Figure contents as structured data
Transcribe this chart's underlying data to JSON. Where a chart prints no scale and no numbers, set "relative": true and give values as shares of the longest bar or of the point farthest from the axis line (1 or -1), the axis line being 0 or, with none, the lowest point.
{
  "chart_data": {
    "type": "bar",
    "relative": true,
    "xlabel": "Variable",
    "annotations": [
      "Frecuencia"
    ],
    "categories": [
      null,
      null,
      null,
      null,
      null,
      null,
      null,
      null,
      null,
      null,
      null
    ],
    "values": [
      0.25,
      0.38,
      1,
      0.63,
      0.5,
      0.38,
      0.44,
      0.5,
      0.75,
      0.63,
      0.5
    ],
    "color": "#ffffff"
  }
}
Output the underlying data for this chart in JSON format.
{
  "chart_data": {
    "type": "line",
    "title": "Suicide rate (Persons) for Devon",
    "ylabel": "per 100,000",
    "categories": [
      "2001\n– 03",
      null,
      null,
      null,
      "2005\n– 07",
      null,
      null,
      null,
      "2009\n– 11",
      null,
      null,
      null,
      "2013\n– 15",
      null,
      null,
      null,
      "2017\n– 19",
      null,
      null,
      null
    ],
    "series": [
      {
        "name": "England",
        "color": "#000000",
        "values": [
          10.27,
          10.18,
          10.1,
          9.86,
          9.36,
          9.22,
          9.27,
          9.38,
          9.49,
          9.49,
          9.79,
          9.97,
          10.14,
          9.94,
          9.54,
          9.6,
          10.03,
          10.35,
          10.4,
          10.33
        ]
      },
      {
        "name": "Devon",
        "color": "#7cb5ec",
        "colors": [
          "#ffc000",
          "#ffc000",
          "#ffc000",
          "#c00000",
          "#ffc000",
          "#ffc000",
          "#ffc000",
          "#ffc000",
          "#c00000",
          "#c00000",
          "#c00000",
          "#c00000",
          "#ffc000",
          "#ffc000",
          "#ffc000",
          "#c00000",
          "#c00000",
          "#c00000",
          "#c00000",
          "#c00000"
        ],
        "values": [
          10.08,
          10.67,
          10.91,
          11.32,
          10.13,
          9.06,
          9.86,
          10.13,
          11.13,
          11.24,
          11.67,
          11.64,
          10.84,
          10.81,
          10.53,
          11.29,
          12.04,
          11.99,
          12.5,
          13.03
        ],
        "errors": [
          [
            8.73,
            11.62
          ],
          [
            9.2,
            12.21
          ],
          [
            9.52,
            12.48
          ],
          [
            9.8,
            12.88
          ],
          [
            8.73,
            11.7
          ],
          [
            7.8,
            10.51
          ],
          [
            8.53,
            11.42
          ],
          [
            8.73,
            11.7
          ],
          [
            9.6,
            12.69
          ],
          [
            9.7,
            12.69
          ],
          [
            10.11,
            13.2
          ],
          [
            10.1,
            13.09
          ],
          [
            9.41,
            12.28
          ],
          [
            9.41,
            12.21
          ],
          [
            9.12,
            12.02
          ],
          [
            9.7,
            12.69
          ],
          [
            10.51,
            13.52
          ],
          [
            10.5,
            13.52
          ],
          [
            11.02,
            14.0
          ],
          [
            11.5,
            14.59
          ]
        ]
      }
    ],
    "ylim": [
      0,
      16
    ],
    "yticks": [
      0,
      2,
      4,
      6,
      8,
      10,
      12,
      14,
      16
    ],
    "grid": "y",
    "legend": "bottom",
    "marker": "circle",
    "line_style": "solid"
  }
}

* _Your objective_
Track down all lines above with the string "true" and copy them.

* _Task answer_
Transcribe this chart's underlying data to JSON. Where a chart prints no scale and no numbers, set "relative": true and give values as shares of the longest bar or of the point farthest from the axis line (1 or -1), the axis line being 0 or, with none, the lowest point.
    "relative": true,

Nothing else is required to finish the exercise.